• EXERCISE DIRECTIONS: Which lines in the records below contain the word "Средства"? Copy each one out.

• ITEMS:
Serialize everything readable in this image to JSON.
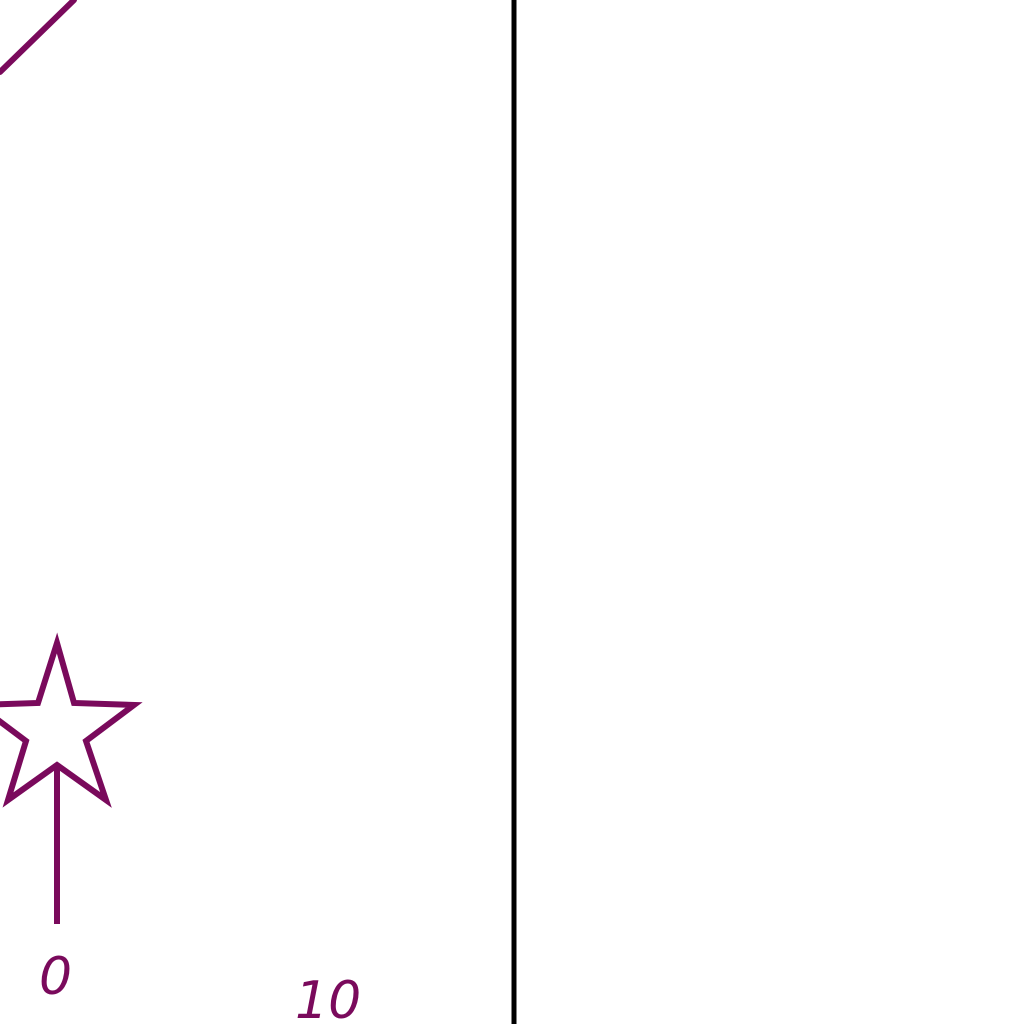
{
  "diagram": {
    "scale_labels": {
      "zero": "0",
      "ten": "10"
    },
    "colors": {
      "ink": "#7a0a5c",
      "divider": "#000000",
      "background": "#ffffff"
    },
    "icons": [
      "star-icon",
      "arrow-stem"
    ]
  }
}
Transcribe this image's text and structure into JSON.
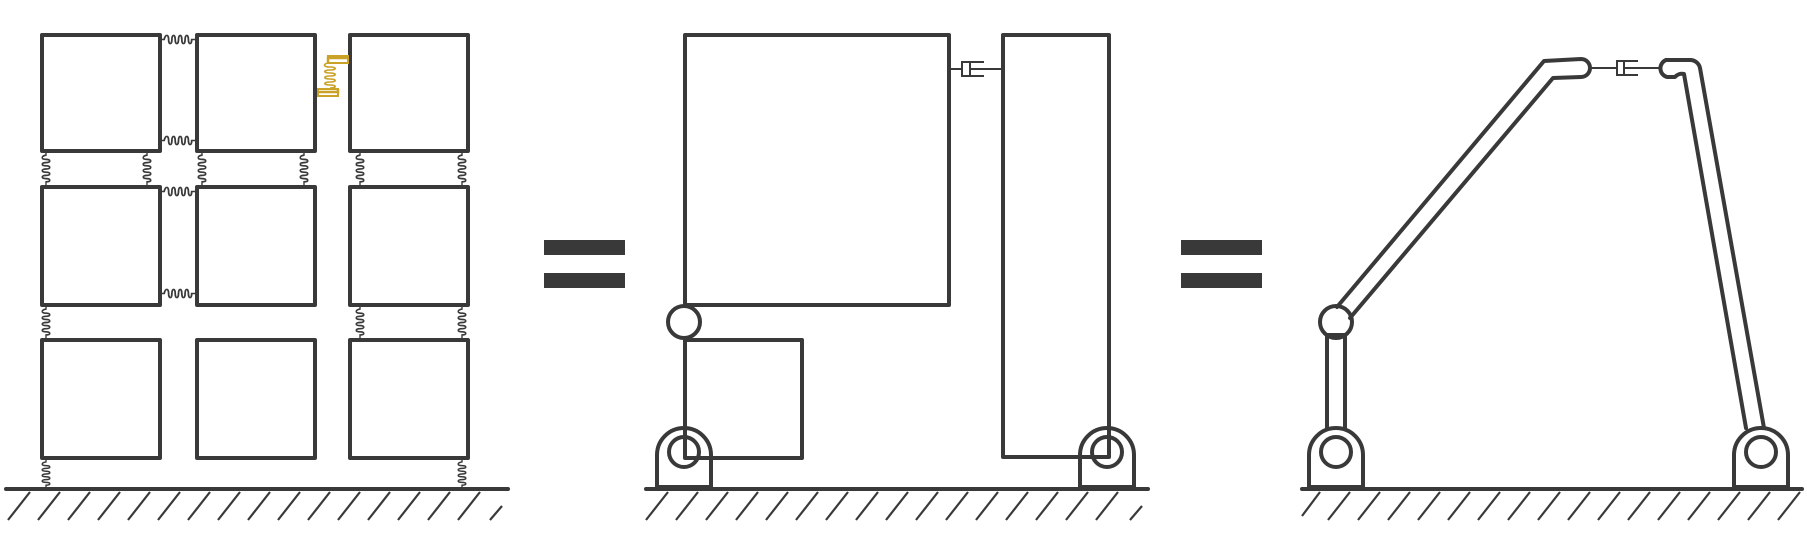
{
  "colors": {
    "line": "#3a3939",
    "accent": "#c9a227",
    "background": "#ffffff"
  },
  "panels": [
    {
      "name": "modular-grid",
      "rows": 3,
      "cols": 3
    },
    {
      "name": "two-link-mechanism"
    },
    {
      "name": "robot-arms"
    }
  ],
  "equals_signs": 2
}
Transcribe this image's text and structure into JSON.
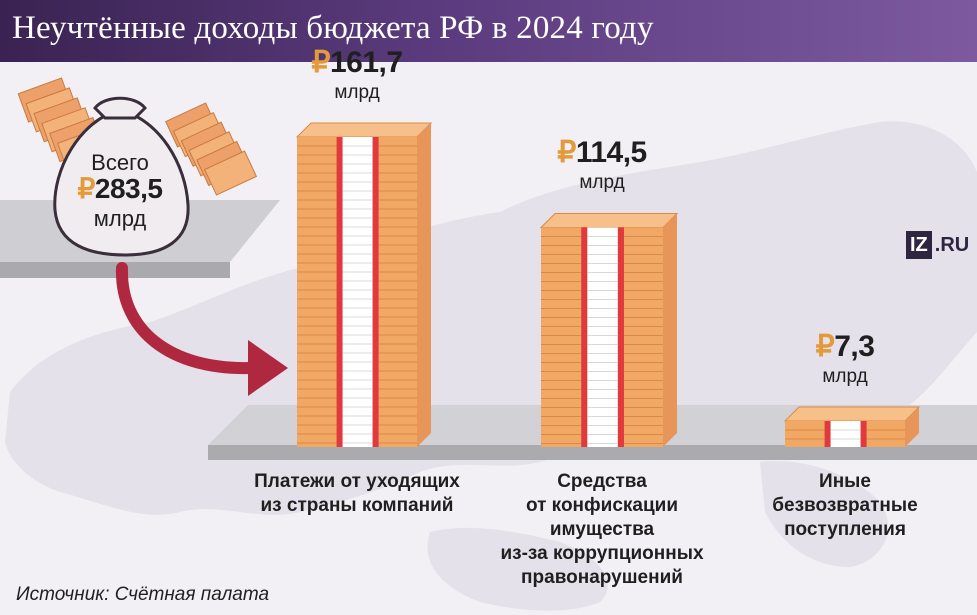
{
  "title": "Неучтённые доходы бюджета РФ в 2024 году",
  "total": {
    "label": "Всего",
    "currency": "₽",
    "value": "283,5",
    "unit": "млрд"
  },
  "currency_symbol": "₽",
  "value_labels": [
    "161,7",
    "114,5",
    "7,3"
  ],
  "unit_label": "млрд",
  "category_labels": [
    "Платежи от уходящих\nиз страны компаний",
    "Средства\nот конфискации\nимущества\nиз-за коррупционных\nправонарушений",
    "Иные\nбезвозвратные\nпоступления"
  ],
  "logo": {
    "iz": "IZ",
    "ru": ".RU"
  },
  "source": "Источник: Счётная палата",
  "colors": {
    "header": "#4a2f68",
    "bill": "#f2a865",
    "bill_edge": "#d98a45",
    "band_red": "#e0393e",
    "band_white": "#ffffff",
    "shelf": "#c8c8cc",
    "arrow": "#b0283f",
    "map": "#e4e1ea"
  },
  "chart_data": {
    "type": "bar",
    "title": "Неучтённые доходы бюджета РФ в 2024 году",
    "categories": [
      "Платежи от уходящих из страны компаний",
      "Средства от конфискации имущества из-за коррупционных правонарушений",
      "Иные безвозвратные поступления"
    ],
    "values": [
      161.7,
      114.5,
      7.3
    ],
    "unit": "млрд ₽",
    "total": 283.5,
    "xlabel": "",
    "ylabel": "",
    "grid": false,
    "legend": "none"
  }
}
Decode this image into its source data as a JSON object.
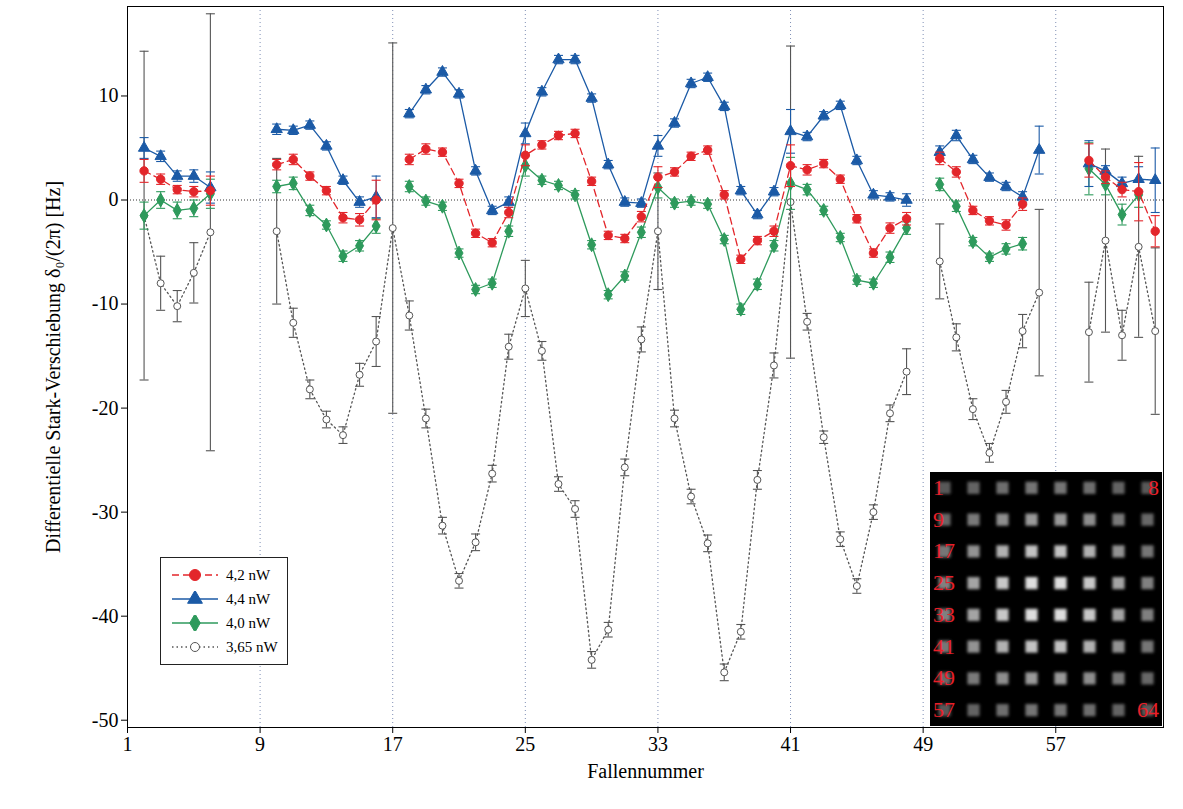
{
  "chart_data": {
    "type": "line",
    "x_label": "Fallennummer",
    "y_label": "Differentielle Stark-Verschiebung δ₀/(2π) [Hz]",
    "xlim": [
      1,
      63.5
    ],
    "ylim": [
      -50.7,
      18.6
    ],
    "xticks": [
      1,
      9,
      17,
      25,
      33,
      41,
      49,
      57
    ],
    "yticks": [
      -50,
      -40,
      -30,
      -20,
      -10,
      0,
      10
    ],
    "grid": true,
    "legend": "bottom-left",
    "x": [
      1,
      2,
      3,
      4,
      5,
      6,
      7,
      8,
      9,
      10,
      11,
      12,
      13,
      14,
      15,
      16,
      17,
      18,
      19,
      20,
      21,
      22,
      23,
      24,
      25,
      26,
      27,
      28,
      29,
      30,
      31,
      32,
      33,
      34,
      35,
      36,
      37,
      38,
      39,
      40,
      41,
      42,
      43,
      44,
      45,
      46,
      47,
      48,
      49,
      50,
      51,
      52,
      53,
      54,
      55,
      56,
      57,
      58,
      59,
      60,
      61,
      62,
      63,
      64
    ],
    "series": [
      {
        "name": "4,2 nW",
        "color": "#e3262b",
        "marker": "circle",
        "line_style": "dashed",
        "values": [
          null,
          2.8,
          2.0,
          1.0,
          0.8,
          0.9,
          null,
          null,
          null,
          3.4,
          3.9,
          2.3,
          0.9,
          -1.7,
          -1.9,
          0.0,
          null,
          3.9,
          4.9,
          4.6,
          1.6,
          -3.2,
          -4.1,
          -1.2,
          4.3,
          5.3,
          6.2,
          6.4,
          1.8,
          -3.4,
          -3.7,
          -1.6,
          2.2,
          2.7,
          4.2,
          4.8,
          0.5,
          -5.7,
          -3.9,
          -3.0,
          3.3,
          2.9,
          3.5,
          2.0,
          -1.8,
          -5.1,
          -2.7,
          -1.8,
          null,
          4.0,
          2.7,
          -1.0,
          -2.0,
          -2.4,
          -0.4,
          null,
          null,
          null,
          3.8,
          2.2,
          1.0,
          0.8,
          -3.0,
          null
        ],
        "errors": [
          null,
          1.1,
          0.5,
          0.4,
          0.5,
          1.4,
          null,
          null,
          null,
          0.5,
          0.5,
          0.4,
          0.4,
          0.5,
          0.6,
          1.9,
          null,
          0.5,
          0.5,
          0.4,
          0.4,
          0.4,
          0.4,
          0.5,
          1.0,
          0.4,
          0.4,
          0.4,
          0.4,
          0.4,
          0.4,
          0.5,
          1.0,
          0.4,
          0.4,
          0.4,
          0.4,
          0.4,
          0.4,
          0.5,
          2.0,
          0.5,
          0.4,
          0.4,
          0.4,
          0.4,
          0.5,
          0.6,
          null,
          0.6,
          0.5,
          0.4,
          0.4,
          0.5,
          0.6,
          null,
          null,
          null,
          1.6,
          0.6,
          0.7,
          2.8,
          1.5,
          null
        ]
      },
      {
        "name": "4,4 nW",
        "color": "#1b5aa6",
        "marker": "triangle",
        "line_style": "solid",
        "values": [
          null,
          5.0,
          4.2,
          2.3,
          2.3,
          1.2,
          null,
          null,
          null,
          6.8,
          6.7,
          7.2,
          5.2,
          1.9,
          -0.2,
          0.3,
          null,
          8.3,
          10.6,
          12.3,
          10.2,
          2.8,
          -1.0,
          -0.2,
          6.4,
          10.4,
          13.5,
          13.5,
          9.8,
          3.4,
          -0.2,
          -0.3,
          5.2,
          7.4,
          11.2,
          11.8,
          9.0,
          0.9,
          -1.4,
          0.8,
          6.6,
          6.1,
          8.1,
          9.1,
          3.8,
          0.5,
          0.3,
          0.0,
          null,
          4.6,
          6.2,
          3.9,
          2.2,
          1.3,
          0.3,
          4.8,
          null,
          null,
          3.5,
          2.8,
          1.6,
          2.0,
          1.9,
          null
        ],
        "errors": [
          null,
          1.0,
          0.5,
          0.5,
          0.6,
          1.5,
          null,
          null,
          null,
          0.5,
          0.4,
          0.4,
          0.4,
          0.4,
          0.5,
          2.0,
          null,
          0.4,
          0.4,
          0.4,
          0.4,
          0.4,
          0.4,
          0.5,
          1.0,
          0.4,
          0.4,
          0.4,
          0.4,
          0.4,
          0.4,
          0.4,
          1.0,
          0.4,
          0.4,
          0.4,
          0.4,
          0.4,
          0.4,
          0.4,
          2.1,
          0.4,
          0.4,
          0.4,
          0.4,
          0.4,
          0.4,
          0.6,
          null,
          0.6,
          0.5,
          0.4,
          0.4,
          0.4,
          0.5,
          2.3,
          null,
          null,
          2.2,
          0.5,
          0.6,
          1.2,
          3.1,
          null
        ]
      },
      {
        "name": "4,0 nW",
        "color": "#2e9a5c",
        "marker": "diamond",
        "line_style": "solid",
        "values": [
          null,
          -1.5,
          0.0,
          -1.0,
          -0.8,
          0.6,
          null,
          null,
          null,
          1.3,
          1.6,
          -1.0,
          -2.4,
          -5.4,
          -4.4,
          -2.5,
          null,
          1.3,
          -0.1,
          -0.6,
          -5.1,
          -8.6,
          -8.0,
          -3.0,
          3.3,
          1.9,
          1.4,
          0.5,
          -4.3,
          -9.1,
          -7.3,
          -3.1,
          1.2,
          -0.3,
          -0.1,
          -0.4,
          -3.8,
          -10.5,
          -8.1,
          -4.4,
          1.6,
          1.0,
          -1.0,
          -3.6,
          -7.7,
          -8.0,
          -5.5,
          -2.7,
          null,
          1.5,
          -0.6,
          -4.0,
          -5.5,
          -4.7,
          -4.2,
          null,
          null,
          null,
          3.0,
          1.5,
          -1.4,
          0.5,
          null,
          null
        ],
        "errors": [
          null,
          1.3,
          0.8,
          0.8,
          0.8,
          1.4,
          null,
          null,
          null,
          0.6,
          0.6,
          0.5,
          0.4,
          0.5,
          0.5,
          0.7,
          null,
          0.5,
          0.4,
          0.4,
          0.4,
          0.4,
          0.4,
          0.5,
          1.0,
          0.4,
          0.4,
          0.4,
          0.4,
          0.4,
          0.4,
          0.5,
          1.0,
          0.4,
          0.4,
          0.4,
          0.4,
          0.5,
          0.5,
          0.5,
          2.5,
          0.5,
          0.4,
          0.4,
          0.4,
          0.4,
          0.5,
          0.6,
          null,
          0.6,
          0.5,
          0.4,
          0.4,
          0.5,
          0.6,
          null,
          null,
          null,
          2.5,
          1.0,
          1.0,
          1.2,
          null,
          null
        ]
      },
      {
        "name": "3,65 nW",
        "color": "#555555",
        "marker": "circle-open",
        "line_style": "dotted",
        "values": [
          null,
          -1.5,
          -8.0,
          -10.2,
          -7.0,
          -3.1,
          null,
          null,
          null,
          -3.0,
          -11.8,
          -18.2,
          -21.1,
          -22.6,
          -16.8,
          -13.6,
          -2.7,
          -11.1,
          -21.0,
          -31.3,
          -36.6,
          -32.9,
          -26.3,
          -14.1,
          -8.5,
          -14.5,
          -27.3,
          -29.7,
          -44.2,
          -41.3,
          -25.7,
          -13.4,
          -3.0,
          -21.0,
          -28.5,
          -33.0,
          -45.4,
          -41.5,
          -26.9,
          -15.9,
          -0.2,
          -11.7,
          -22.8,
          -32.6,
          -37.1,
          -30.0,
          -20.5,
          -16.5,
          null,
          -5.9,
          -13.2,
          -20.1,
          -24.3,
          -19.4,
          -12.6,
          -8.9,
          null,
          null,
          -12.7,
          -3.9,
          -13.0,
          -4.5,
          -12.6,
          null
        ],
        "errors": [
          null,
          15.8,
          2.6,
          1.5,
          2.9,
          21.0,
          null,
          null,
          null,
          7.0,
          1.4,
          0.9,
          0.8,
          0.8,
          1.1,
          2.4,
          17.8,
          1.4,
          0.9,
          0.8,
          0.7,
          0.8,
          0.8,
          1.2,
          2.7,
          0.9,
          0.7,
          0.8,
          0.8,
          0.7,
          0.8,
          1.2,
          5.6,
          0.8,
          0.7,
          0.8,
          0.8,
          0.7,
          0.9,
          1.2,
          15.0,
          0.8,
          0.6,
          0.7,
          0.7,
          0.7,
          0.8,
          2.2,
          null,
          3.6,
          1.3,
          1.0,
          0.9,
          1.1,
          1.6,
          8.0,
          null,
          null,
          4.8,
          8.8,
          2.4,
          8.7,
          8.0,
          null
        ]
      }
    ],
    "inset": {
      "rows": 8,
      "columns": 8,
      "left_labels": [
        "1",
        "9",
        "17",
        "25",
        "33",
        "41",
        "49",
        "57"
      ],
      "right_labels": [
        "8",
        null,
        null,
        null,
        null,
        null,
        null,
        "64"
      ]
    }
  }
}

• OUTPUT BELOW:
    "Средства\nот конфискации\nимущества\nиз-за коррупционных\nправонарушений",
      "Средства от конфискации имущества из-за коррупционных правонарушений",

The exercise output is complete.